**WHAT THE EXERCISE ASKS:**
Repeat every record below exactly as it appears.

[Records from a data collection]
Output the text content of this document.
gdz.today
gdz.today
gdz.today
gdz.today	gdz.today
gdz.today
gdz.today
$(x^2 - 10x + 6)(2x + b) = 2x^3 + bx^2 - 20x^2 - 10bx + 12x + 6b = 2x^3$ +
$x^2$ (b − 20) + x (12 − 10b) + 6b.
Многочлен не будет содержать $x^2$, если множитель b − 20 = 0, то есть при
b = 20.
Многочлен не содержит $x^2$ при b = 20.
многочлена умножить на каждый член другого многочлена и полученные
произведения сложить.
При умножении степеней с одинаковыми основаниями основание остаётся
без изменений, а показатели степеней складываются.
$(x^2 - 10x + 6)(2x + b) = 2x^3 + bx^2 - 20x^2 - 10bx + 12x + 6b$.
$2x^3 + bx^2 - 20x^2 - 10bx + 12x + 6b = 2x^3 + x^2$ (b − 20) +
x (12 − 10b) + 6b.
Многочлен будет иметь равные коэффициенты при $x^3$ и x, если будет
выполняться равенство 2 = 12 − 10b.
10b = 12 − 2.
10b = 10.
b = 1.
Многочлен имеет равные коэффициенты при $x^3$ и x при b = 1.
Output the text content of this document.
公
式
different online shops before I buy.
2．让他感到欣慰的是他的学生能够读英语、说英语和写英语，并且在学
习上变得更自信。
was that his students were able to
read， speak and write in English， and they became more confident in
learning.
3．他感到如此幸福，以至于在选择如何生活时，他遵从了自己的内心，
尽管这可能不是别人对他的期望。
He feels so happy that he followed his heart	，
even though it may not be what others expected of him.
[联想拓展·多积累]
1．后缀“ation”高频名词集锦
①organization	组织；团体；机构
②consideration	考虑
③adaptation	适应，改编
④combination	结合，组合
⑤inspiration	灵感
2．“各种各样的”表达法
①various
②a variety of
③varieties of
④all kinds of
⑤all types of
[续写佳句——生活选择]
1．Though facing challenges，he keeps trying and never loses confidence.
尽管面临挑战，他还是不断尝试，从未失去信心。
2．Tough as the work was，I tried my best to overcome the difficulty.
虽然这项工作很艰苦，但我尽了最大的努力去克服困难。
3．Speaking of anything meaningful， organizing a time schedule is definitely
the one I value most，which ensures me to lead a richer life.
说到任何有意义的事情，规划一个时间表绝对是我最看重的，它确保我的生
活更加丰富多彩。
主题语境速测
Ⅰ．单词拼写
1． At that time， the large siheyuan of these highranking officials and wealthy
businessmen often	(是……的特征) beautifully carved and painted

**WRITTEN REPLY:**
Output the text content of this document.
gdz.today
gdz.today
gdz.today
gdz.today	gdz.today
gdz.today
gdz.today
$(x^2 - 10x + 6)(2x + b) = 2x^3 + bx^2 - 20x^2 - 10bx + 12x + 6b = 2x^3$ +
$x^2$ (b − 20) + x (12 − 10b) + 6b.
Многочлен не будет содержать $x^2$, если множитель b − 20 = 0, то есть при
b = 20.
Многочлен не содержит $x^2$ при b = 20.
многочлена умножить на каждый член другого многочлена и полученные
произведения сложить.
При умножении степеней с одинаковыми основаниями основание остаётся
без изменений, а показатели степеней складываются.
$(x^2 - 10x + 6)(2x + b) = 2x^3 + bx^2 - 20x^2 - 10bx + 12x + 6b$.
$2x^3 + bx^2 - 20x^2 - 10bx + 12x + 6b = 2x^3 + x^2$ (b − 20) +
x (12 − 10b) + 6b.
Многочлен будет иметь равные коэффициенты при $x^3$ и x, если будет
выполняться равенство 2 = 12 − 10b.
10b = 12 − 2.
10b = 10.
b = 1.
Многочлен имеет равные коэффициенты при $x^3$ и x при b = 1.
Output the text content of this document.
公
式
different online shops before I buy.
2．让他感到欣慰的是他的学生能够读英语、说英语和写英语，并且在学
习上变得更自信。
was that his students were able to
read， speak and write in English， and they became more confident in
learning.
3．他感到如此幸福，以至于在选择如何生活时，他遵从了自己的内心，
尽管这可能不是别人对他的期望。
He feels so happy that he followed his heart	，
even though it may not be what others expected of him.
[联想拓展·多积累]
1．后缀“ation”高频名词集锦
①organization	组织；团体；机构
②consideration	考虑
③adaptation	适应，改编
④combination	结合，组合
⑤inspiration	灵感
2．“各种各样的”表达法
①various
②a variety of
③varieties of
④all kinds of
⑤all types of
[续写佳句——生活选择]
1．Though facing challenges，he keeps trying and never loses confidence.
尽管面临挑战，他还是不断尝试，从未失去信心。
2．Tough as the work was，I tried my best to overcome the difficulty.
虽然这项工作很艰苦，但我尽了最大的努力去克服困难。
3．Speaking of anything meaningful， organizing a time schedule is definitely
the one I value most，which ensures me to lead a richer life.
说到任何有意义的事情，规划一个时间表绝对是我最看重的，它确保我的生
活更加丰富多彩。
主题语境速测
Ⅰ．单词拼写
1． At that time， the large siheyuan of these highranking officials and wealthy
businessmen often	(是……的特征) beautifully carved and painted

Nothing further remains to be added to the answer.